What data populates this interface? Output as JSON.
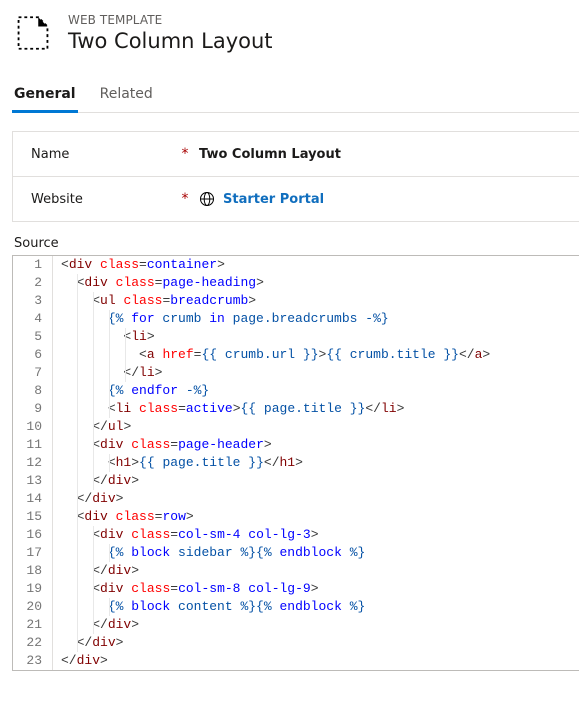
{
  "header": {
    "eyebrow": "WEB TEMPLATE",
    "title": "Two Column Layout"
  },
  "tabs": [
    {
      "id": "general",
      "label": "General",
      "active": true
    },
    {
      "id": "related",
      "label": "Related",
      "active": false
    }
  ],
  "form": {
    "name_label": "Name",
    "name_value": "Two Column Layout",
    "website_label": "Website",
    "website_value": "Starter Portal",
    "required_marker": "*"
  },
  "source": {
    "label": "Source",
    "lines": [
      {
        "n": 1,
        "indent": 0,
        "tokens": [
          {
            "t": "punc",
            "v": "<"
          },
          {
            "t": "tag",
            "v": "div"
          },
          {
            "t": "text",
            "v": " "
          },
          {
            "t": "attr",
            "v": "class"
          },
          {
            "t": "punc",
            "v": "="
          },
          {
            "t": "liq",
            "v": "container"
          },
          {
            "t": "punc",
            "v": ">"
          }
        ]
      },
      {
        "n": 2,
        "indent": 1,
        "tokens": [
          {
            "t": "punc",
            "v": "<"
          },
          {
            "t": "tag",
            "v": "div"
          },
          {
            "t": "text",
            "v": " "
          },
          {
            "t": "attr",
            "v": "class"
          },
          {
            "t": "punc",
            "v": "="
          },
          {
            "t": "liq",
            "v": "page-heading"
          },
          {
            "t": "punc",
            "v": ">"
          }
        ]
      },
      {
        "n": 3,
        "indent": 2,
        "tokens": [
          {
            "t": "punc",
            "v": "<"
          },
          {
            "t": "tag",
            "v": "ul"
          },
          {
            "t": "text",
            "v": " "
          },
          {
            "t": "attr",
            "v": "class"
          },
          {
            "t": "punc",
            "v": "="
          },
          {
            "t": "liq",
            "v": "breadcrumb"
          },
          {
            "t": "punc",
            "v": ">"
          }
        ]
      },
      {
        "n": 4,
        "indent": 3,
        "tokens": [
          {
            "t": "must",
            "v": "{% "
          },
          {
            "t": "liq",
            "v": "for"
          },
          {
            "t": "must",
            "v": " crumb "
          },
          {
            "t": "liq",
            "v": "in"
          },
          {
            "t": "must",
            "v": " page.breadcrumbs -%}"
          }
        ]
      },
      {
        "n": 5,
        "indent": 4,
        "tokens": [
          {
            "t": "punc",
            "v": "<"
          },
          {
            "t": "tag",
            "v": "li"
          },
          {
            "t": "punc",
            "v": ">"
          }
        ]
      },
      {
        "n": 6,
        "indent": 5,
        "tokens": [
          {
            "t": "punc",
            "v": "<"
          },
          {
            "t": "tag",
            "v": "a"
          },
          {
            "t": "text",
            "v": " "
          },
          {
            "t": "attr",
            "v": "href"
          },
          {
            "t": "punc",
            "v": "="
          },
          {
            "t": "must",
            "v": "{{"
          },
          {
            "t": "must",
            "v": " crumb.url "
          },
          {
            "t": "must",
            "v": "}}"
          },
          {
            "t": "punc",
            "v": ">"
          },
          {
            "t": "must",
            "v": "{{"
          },
          {
            "t": "must",
            "v": " crumb.title "
          },
          {
            "t": "must",
            "v": "}}"
          },
          {
            "t": "punc",
            "v": "</"
          },
          {
            "t": "tag",
            "v": "a"
          },
          {
            "t": "punc",
            "v": ">"
          }
        ]
      },
      {
        "n": 7,
        "indent": 4,
        "tokens": [
          {
            "t": "punc",
            "v": "</"
          },
          {
            "t": "tag",
            "v": "li"
          },
          {
            "t": "punc",
            "v": ">"
          }
        ]
      },
      {
        "n": 8,
        "indent": 3,
        "tokens": [
          {
            "t": "must",
            "v": "{% "
          },
          {
            "t": "liq",
            "v": "endfor"
          },
          {
            "t": "must",
            "v": " -%}"
          }
        ]
      },
      {
        "n": 9,
        "indent": 3,
        "tokens": [
          {
            "t": "punc",
            "v": "<"
          },
          {
            "t": "tag",
            "v": "li"
          },
          {
            "t": "text",
            "v": " "
          },
          {
            "t": "attr",
            "v": "class"
          },
          {
            "t": "punc",
            "v": "="
          },
          {
            "t": "liq",
            "v": "active"
          },
          {
            "t": "punc",
            "v": ">"
          },
          {
            "t": "must",
            "v": "{{"
          },
          {
            "t": "must",
            "v": " page.title "
          },
          {
            "t": "must",
            "v": "}}"
          },
          {
            "t": "punc",
            "v": "</"
          },
          {
            "t": "tag",
            "v": "li"
          },
          {
            "t": "punc",
            "v": ">"
          }
        ]
      },
      {
        "n": 10,
        "indent": 2,
        "tokens": [
          {
            "t": "punc",
            "v": "</"
          },
          {
            "t": "tag",
            "v": "ul"
          },
          {
            "t": "punc",
            "v": ">"
          }
        ]
      },
      {
        "n": 11,
        "indent": 2,
        "tokens": [
          {
            "t": "punc",
            "v": "<"
          },
          {
            "t": "tag",
            "v": "div"
          },
          {
            "t": "text",
            "v": " "
          },
          {
            "t": "attr",
            "v": "class"
          },
          {
            "t": "punc",
            "v": "="
          },
          {
            "t": "liq",
            "v": "page-header"
          },
          {
            "t": "punc",
            "v": ">"
          }
        ]
      },
      {
        "n": 12,
        "indent": 3,
        "tokens": [
          {
            "t": "punc",
            "v": "<"
          },
          {
            "t": "tag",
            "v": "h1"
          },
          {
            "t": "punc",
            "v": ">"
          },
          {
            "t": "must",
            "v": "{{"
          },
          {
            "t": "must",
            "v": " page.title "
          },
          {
            "t": "must",
            "v": "}}"
          },
          {
            "t": "punc",
            "v": "</"
          },
          {
            "t": "tag",
            "v": "h1"
          },
          {
            "t": "punc",
            "v": ">"
          }
        ]
      },
      {
        "n": 13,
        "indent": 2,
        "tokens": [
          {
            "t": "punc",
            "v": "</"
          },
          {
            "t": "tag",
            "v": "div"
          },
          {
            "t": "punc",
            "v": ">"
          }
        ]
      },
      {
        "n": 14,
        "indent": 1,
        "tokens": [
          {
            "t": "punc",
            "v": "</"
          },
          {
            "t": "tag",
            "v": "div"
          },
          {
            "t": "punc",
            "v": ">"
          }
        ]
      },
      {
        "n": 15,
        "indent": 1,
        "tokens": [
          {
            "t": "punc",
            "v": "<"
          },
          {
            "t": "tag",
            "v": "div"
          },
          {
            "t": "text",
            "v": " "
          },
          {
            "t": "attr",
            "v": "class"
          },
          {
            "t": "punc",
            "v": "="
          },
          {
            "t": "liq",
            "v": "row"
          },
          {
            "t": "punc",
            "v": ">"
          }
        ]
      },
      {
        "n": 16,
        "indent": 2,
        "tokens": [
          {
            "t": "punc",
            "v": "<"
          },
          {
            "t": "tag",
            "v": "div"
          },
          {
            "t": "text",
            "v": " "
          },
          {
            "t": "attr",
            "v": "class"
          },
          {
            "t": "punc",
            "v": "="
          },
          {
            "t": "liq",
            "v": "col-sm-4 col-lg-3"
          },
          {
            "t": "punc",
            "v": ">"
          }
        ]
      },
      {
        "n": 17,
        "indent": 3,
        "tokens": [
          {
            "t": "must",
            "v": "{% "
          },
          {
            "t": "liq",
            "v": "block"
          },
          {
            "t": "must",
            "v": " sidebar "
          },
          {
            "t": "must",
            "v": "%}{% "
          },
          {
            "t": "liq",
            "v": "endblock"
          },
          {
            "t": "must",
            "v": " %}"
          }
        ]
      },
      {
        "n": 18,
        "indent": 2,
        "tokens": [
          {
            "t": "punc",
            "v": "</"
          },
          {
            "t": "tag",
            "v": "div"
          },
          {
            "t": "punc",
            "v": ">"
          }
        ]
      },
      {
        "n": 19,
        "indent": 2,
        "tokens": [
          {
            "t": "punc",
            "v": "<"
          },
          {
            "t": "tag",
            "v": "div"
          },
          {
            "t": "text",
            "v": " "
          },
          {
            "t": "attr",
            "v": "class"
          },
          {
            "t": "punc",
            "v": "="
          },
          {
            "t": "liq",
            "v": "col-sm-8 col-lg-9"
          },
          {
            "t": "punc",
            "v": ">"
          }
        ]
      },
      {
        "n": 20,
        "indent": 3,
        "tokens": [
          {
            "t": "must",
            "v": "{% "
          },
          {
            "t": "liq",
            "v": "block"
          },
          {
            "t": "must",
            "v": " content "
          },
          {
            "t": "must",
            "v": "%}{% "
          },
          {
            "t": "liq",
            "v": "endblock"
          },
          {
            "t": "must",
            "v": " %}"
          }
        ]
      },
      {
        "n": 21,
        "indent": 2,
        "tokens": [
          {
            "t": "punc",
            "v": "</"
          },
          {
            "t": "tag",
            "v": "div"
          },
          {
            "t": "punc",
            "v": ">"
          }
        ]
      },
      {
        "n": 22,
        "indent": 1,
        "tokens": [
          {
            "t": "punc",
            "v": "</"
          },
          {
            "t": "tag",
            "v": "div"
          },
          {
            "t": "punc",
            "v": ">"
          }
        ]
      },
      {
        "n": 23,
        "indent": 0,
        "tokens": [
          {
            "t": "punc",
            "v": "</"
          },
          {
            "t": "tag",
            "v": "div"
          },
          {
            "t": "punc",
            "v": ">"
          }
        ]
      }
    ]
  }
}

+===+

▶ [PROBLEM TO WORK ON]: The word "Layout" may appear on some lines. Report how many lines hold it, giving the number alone.

▶ [CORRECT RESPONSE]: 2